AIM:
Lift every line from the entries that includes the word "fingerprint".

PROVIDED INFORMATION:
^^^^

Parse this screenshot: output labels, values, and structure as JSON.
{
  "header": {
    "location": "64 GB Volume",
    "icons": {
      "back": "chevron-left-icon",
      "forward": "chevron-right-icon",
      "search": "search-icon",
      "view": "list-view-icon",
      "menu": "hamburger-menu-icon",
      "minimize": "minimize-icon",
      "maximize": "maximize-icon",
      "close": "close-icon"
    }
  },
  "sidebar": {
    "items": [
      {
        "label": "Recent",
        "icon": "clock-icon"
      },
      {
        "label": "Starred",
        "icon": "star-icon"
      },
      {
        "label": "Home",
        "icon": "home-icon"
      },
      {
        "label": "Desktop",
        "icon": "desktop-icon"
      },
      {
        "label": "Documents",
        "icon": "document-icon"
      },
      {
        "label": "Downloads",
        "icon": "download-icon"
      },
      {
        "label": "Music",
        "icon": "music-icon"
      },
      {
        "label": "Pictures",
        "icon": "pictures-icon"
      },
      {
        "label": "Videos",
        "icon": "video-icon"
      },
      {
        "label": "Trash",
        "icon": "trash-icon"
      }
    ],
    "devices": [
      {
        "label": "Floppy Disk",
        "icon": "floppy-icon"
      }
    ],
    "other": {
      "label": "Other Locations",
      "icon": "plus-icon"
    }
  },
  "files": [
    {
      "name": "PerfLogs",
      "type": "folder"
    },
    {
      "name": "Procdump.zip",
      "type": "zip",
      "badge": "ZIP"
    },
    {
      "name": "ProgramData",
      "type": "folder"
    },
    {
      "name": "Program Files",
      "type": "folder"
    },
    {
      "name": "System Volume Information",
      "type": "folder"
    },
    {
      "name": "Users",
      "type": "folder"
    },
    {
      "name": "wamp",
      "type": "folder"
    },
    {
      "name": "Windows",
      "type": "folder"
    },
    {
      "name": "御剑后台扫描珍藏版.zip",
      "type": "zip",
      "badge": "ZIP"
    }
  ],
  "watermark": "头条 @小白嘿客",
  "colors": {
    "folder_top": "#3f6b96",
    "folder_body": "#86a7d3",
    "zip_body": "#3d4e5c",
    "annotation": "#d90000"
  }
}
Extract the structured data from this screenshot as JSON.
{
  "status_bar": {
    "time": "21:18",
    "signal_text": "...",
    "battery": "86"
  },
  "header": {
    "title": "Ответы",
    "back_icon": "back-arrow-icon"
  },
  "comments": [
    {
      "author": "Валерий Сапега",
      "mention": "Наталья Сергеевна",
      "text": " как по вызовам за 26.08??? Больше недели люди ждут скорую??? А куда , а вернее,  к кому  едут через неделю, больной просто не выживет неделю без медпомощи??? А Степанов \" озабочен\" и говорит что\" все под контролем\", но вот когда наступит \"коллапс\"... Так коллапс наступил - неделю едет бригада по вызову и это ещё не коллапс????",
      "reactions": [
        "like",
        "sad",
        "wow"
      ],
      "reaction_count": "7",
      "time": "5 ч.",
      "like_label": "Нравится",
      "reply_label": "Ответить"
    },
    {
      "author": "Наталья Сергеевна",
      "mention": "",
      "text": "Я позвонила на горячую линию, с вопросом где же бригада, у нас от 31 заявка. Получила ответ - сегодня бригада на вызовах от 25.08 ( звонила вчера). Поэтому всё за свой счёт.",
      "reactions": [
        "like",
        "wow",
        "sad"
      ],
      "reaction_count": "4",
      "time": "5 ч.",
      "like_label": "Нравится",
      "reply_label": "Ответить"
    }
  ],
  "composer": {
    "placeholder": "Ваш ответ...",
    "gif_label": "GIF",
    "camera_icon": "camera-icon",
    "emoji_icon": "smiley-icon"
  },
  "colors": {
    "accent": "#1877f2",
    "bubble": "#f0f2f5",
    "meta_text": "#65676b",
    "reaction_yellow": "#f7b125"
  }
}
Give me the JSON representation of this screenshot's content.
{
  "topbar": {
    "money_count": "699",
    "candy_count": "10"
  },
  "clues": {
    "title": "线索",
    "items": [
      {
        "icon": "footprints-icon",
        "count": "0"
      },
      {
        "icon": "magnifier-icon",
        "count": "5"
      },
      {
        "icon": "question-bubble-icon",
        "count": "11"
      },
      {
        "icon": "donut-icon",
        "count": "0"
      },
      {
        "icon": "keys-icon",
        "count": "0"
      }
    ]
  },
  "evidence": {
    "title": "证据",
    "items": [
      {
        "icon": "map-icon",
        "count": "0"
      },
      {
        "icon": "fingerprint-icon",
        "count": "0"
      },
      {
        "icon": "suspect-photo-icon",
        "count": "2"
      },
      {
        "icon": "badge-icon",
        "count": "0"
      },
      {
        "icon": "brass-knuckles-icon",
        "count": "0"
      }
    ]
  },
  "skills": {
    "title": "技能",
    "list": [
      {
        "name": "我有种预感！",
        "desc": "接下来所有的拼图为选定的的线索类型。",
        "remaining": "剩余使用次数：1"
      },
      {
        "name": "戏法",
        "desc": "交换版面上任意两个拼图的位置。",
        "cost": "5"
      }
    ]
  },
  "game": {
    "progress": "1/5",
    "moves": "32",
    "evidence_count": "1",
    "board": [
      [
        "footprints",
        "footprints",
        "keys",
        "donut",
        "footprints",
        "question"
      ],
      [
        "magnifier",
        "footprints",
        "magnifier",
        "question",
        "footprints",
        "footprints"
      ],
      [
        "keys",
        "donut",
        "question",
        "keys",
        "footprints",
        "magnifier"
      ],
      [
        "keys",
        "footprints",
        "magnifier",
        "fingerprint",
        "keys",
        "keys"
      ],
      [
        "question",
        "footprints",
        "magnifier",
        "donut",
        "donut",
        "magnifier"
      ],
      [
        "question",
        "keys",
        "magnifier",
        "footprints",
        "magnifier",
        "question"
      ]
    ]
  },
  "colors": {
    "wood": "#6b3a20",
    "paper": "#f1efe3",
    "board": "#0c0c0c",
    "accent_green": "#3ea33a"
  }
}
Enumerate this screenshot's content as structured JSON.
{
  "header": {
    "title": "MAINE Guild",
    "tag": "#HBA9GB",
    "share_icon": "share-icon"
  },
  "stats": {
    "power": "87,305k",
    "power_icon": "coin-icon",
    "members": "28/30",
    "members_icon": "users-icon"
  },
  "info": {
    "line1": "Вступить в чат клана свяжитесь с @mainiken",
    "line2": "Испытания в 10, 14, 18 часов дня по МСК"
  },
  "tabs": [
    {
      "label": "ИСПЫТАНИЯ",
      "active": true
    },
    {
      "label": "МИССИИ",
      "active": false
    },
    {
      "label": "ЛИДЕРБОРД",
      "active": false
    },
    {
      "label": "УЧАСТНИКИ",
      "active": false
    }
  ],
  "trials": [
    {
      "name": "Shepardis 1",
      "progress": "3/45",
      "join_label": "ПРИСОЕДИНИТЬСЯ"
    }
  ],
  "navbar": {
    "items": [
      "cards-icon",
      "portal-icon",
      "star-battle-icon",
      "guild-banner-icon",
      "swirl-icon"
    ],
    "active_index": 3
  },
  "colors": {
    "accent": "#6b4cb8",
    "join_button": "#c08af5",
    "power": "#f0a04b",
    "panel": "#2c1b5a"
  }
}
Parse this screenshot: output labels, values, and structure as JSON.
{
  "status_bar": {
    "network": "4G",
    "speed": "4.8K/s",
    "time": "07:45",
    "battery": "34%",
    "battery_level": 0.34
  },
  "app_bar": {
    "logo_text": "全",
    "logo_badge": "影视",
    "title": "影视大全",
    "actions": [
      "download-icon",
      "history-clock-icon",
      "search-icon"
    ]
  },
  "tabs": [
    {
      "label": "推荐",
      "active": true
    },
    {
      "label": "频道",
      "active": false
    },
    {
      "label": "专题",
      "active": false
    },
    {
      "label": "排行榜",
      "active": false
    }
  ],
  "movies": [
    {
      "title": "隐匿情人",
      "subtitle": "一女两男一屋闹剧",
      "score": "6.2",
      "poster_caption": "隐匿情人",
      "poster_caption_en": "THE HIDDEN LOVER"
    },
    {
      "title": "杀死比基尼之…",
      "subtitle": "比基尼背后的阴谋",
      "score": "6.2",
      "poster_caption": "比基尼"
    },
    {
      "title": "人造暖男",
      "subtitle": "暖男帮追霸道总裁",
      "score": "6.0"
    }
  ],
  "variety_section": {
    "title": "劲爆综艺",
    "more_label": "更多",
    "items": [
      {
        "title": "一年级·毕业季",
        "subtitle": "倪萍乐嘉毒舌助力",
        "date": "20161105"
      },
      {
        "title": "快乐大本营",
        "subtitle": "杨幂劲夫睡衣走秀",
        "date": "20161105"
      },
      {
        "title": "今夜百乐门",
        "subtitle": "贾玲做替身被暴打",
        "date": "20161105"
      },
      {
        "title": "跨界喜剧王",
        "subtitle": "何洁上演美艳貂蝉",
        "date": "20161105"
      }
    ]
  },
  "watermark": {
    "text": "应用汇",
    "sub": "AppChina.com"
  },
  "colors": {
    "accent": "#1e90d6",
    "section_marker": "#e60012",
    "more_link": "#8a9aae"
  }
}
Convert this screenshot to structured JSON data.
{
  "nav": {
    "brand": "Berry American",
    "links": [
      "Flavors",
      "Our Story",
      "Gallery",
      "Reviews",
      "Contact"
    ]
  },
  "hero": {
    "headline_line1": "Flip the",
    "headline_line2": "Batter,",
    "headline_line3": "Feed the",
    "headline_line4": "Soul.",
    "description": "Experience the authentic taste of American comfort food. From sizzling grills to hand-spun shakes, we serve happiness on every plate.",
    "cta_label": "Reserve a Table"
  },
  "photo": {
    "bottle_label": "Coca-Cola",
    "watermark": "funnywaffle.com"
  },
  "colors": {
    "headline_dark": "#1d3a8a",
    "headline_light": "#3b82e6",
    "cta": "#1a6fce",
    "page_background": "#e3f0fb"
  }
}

^^^^

ANSWER TO THE PROBLEM:
        "icon": "fingerprint-icon",
        "fingerprint",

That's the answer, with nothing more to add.